__DATASET EXCERPTS__.

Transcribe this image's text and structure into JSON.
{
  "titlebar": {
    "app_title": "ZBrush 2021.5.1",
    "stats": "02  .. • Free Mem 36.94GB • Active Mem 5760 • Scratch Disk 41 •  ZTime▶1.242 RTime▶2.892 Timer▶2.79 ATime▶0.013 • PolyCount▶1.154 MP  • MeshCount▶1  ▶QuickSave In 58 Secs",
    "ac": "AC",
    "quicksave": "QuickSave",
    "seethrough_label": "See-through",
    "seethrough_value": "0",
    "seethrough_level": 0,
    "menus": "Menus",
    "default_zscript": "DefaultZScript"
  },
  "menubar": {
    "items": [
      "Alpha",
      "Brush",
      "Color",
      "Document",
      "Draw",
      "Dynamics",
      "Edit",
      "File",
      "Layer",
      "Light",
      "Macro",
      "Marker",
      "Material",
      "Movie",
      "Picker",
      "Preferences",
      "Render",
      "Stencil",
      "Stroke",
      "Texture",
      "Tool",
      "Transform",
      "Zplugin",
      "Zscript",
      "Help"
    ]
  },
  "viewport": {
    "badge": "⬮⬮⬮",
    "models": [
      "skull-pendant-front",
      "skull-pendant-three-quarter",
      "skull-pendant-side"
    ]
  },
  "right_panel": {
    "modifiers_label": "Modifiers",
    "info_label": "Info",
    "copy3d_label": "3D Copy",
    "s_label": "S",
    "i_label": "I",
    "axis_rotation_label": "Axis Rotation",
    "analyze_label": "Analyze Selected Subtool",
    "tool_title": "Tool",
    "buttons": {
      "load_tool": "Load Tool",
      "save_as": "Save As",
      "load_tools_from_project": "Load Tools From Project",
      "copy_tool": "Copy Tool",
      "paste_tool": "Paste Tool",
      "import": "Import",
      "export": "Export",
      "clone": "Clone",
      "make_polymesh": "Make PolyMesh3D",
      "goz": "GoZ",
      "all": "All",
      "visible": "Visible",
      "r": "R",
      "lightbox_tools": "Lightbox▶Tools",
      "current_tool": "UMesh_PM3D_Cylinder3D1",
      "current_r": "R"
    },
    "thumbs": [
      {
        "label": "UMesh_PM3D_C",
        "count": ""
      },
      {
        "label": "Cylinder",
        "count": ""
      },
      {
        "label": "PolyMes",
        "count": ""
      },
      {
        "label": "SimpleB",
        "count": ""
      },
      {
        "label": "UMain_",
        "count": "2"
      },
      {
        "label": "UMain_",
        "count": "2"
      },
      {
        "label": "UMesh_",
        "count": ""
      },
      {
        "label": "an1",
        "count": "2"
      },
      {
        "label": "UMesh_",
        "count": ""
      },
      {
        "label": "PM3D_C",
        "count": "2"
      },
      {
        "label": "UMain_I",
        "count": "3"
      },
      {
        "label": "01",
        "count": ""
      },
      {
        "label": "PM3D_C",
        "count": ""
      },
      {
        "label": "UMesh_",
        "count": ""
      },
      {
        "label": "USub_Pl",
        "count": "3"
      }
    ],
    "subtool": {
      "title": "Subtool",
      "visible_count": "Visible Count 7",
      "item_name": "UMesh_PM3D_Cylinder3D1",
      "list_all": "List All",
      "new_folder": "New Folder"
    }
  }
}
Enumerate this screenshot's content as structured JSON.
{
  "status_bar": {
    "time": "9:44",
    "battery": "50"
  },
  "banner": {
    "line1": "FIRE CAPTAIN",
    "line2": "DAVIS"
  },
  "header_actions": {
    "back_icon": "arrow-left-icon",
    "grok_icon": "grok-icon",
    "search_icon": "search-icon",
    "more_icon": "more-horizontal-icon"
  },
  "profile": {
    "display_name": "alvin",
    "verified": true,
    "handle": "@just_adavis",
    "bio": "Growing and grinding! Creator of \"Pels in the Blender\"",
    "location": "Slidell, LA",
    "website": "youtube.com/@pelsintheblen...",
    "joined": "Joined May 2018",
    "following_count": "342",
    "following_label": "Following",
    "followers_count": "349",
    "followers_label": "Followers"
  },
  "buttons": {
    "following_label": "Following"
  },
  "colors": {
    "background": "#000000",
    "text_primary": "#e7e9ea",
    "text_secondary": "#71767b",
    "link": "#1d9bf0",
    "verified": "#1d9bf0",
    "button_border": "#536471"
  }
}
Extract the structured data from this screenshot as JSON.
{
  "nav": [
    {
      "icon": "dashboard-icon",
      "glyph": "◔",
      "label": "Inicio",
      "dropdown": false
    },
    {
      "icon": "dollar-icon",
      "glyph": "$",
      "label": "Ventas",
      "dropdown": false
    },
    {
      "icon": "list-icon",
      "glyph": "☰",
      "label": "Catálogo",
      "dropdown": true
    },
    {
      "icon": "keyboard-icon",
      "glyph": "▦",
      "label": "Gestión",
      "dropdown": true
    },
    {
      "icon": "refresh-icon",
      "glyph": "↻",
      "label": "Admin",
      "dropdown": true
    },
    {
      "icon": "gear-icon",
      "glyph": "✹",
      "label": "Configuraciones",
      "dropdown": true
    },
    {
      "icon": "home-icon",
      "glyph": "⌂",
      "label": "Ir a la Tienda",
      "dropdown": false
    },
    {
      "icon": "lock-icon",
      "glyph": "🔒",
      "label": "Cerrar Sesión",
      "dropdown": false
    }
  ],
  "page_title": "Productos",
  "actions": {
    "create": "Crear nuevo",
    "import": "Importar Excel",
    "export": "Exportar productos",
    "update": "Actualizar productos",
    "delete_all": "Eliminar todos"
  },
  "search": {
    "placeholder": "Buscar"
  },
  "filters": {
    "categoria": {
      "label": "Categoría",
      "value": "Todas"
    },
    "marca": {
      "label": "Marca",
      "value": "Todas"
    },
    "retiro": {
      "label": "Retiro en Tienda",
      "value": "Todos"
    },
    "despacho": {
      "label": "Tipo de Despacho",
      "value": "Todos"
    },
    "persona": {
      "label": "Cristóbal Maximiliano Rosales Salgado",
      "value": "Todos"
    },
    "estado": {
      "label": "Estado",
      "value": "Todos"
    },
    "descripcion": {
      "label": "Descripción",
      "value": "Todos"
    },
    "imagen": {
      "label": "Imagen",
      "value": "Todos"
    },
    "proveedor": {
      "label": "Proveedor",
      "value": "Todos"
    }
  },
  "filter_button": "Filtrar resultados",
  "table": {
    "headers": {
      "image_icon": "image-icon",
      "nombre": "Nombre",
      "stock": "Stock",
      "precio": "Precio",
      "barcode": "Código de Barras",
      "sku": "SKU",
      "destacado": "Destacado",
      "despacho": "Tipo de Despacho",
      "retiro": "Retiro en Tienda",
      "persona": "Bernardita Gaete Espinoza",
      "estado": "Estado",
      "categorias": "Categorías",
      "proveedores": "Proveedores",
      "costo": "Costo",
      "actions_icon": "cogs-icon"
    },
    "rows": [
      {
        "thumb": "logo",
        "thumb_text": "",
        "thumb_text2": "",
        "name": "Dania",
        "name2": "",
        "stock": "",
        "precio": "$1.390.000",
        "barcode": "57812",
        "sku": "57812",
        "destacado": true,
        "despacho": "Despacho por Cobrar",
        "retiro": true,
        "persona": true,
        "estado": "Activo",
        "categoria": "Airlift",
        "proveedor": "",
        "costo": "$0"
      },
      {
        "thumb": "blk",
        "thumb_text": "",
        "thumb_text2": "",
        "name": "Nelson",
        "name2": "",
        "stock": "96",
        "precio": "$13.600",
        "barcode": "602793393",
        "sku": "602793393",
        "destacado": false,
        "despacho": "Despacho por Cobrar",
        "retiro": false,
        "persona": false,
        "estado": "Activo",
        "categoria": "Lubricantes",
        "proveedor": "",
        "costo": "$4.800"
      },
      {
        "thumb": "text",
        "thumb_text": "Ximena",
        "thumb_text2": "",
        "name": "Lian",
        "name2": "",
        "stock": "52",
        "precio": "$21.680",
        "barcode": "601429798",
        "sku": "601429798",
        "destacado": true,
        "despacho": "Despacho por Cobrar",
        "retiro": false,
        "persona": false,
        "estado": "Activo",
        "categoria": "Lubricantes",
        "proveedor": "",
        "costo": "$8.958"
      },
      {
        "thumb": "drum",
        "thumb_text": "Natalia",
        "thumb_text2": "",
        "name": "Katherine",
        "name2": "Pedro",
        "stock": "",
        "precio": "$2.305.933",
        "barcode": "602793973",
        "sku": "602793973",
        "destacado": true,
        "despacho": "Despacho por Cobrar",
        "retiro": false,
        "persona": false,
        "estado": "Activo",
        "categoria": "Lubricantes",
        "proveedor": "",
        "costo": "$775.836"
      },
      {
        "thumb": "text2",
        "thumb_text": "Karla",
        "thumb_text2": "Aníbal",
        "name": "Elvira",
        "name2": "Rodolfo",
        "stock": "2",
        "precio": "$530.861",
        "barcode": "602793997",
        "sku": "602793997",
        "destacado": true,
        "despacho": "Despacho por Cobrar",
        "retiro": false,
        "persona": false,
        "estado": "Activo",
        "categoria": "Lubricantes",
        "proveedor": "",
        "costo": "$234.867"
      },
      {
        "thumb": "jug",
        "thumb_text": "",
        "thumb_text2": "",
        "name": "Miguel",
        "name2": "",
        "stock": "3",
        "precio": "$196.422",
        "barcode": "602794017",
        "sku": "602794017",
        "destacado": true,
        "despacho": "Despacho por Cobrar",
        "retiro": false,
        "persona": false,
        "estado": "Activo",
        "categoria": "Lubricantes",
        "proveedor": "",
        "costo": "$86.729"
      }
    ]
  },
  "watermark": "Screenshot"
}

__OBJECTIVE__. How many of the listing's lines contain "Load"? Respond with a single number and nothing else.

__SOLVED PROBLEM__. 2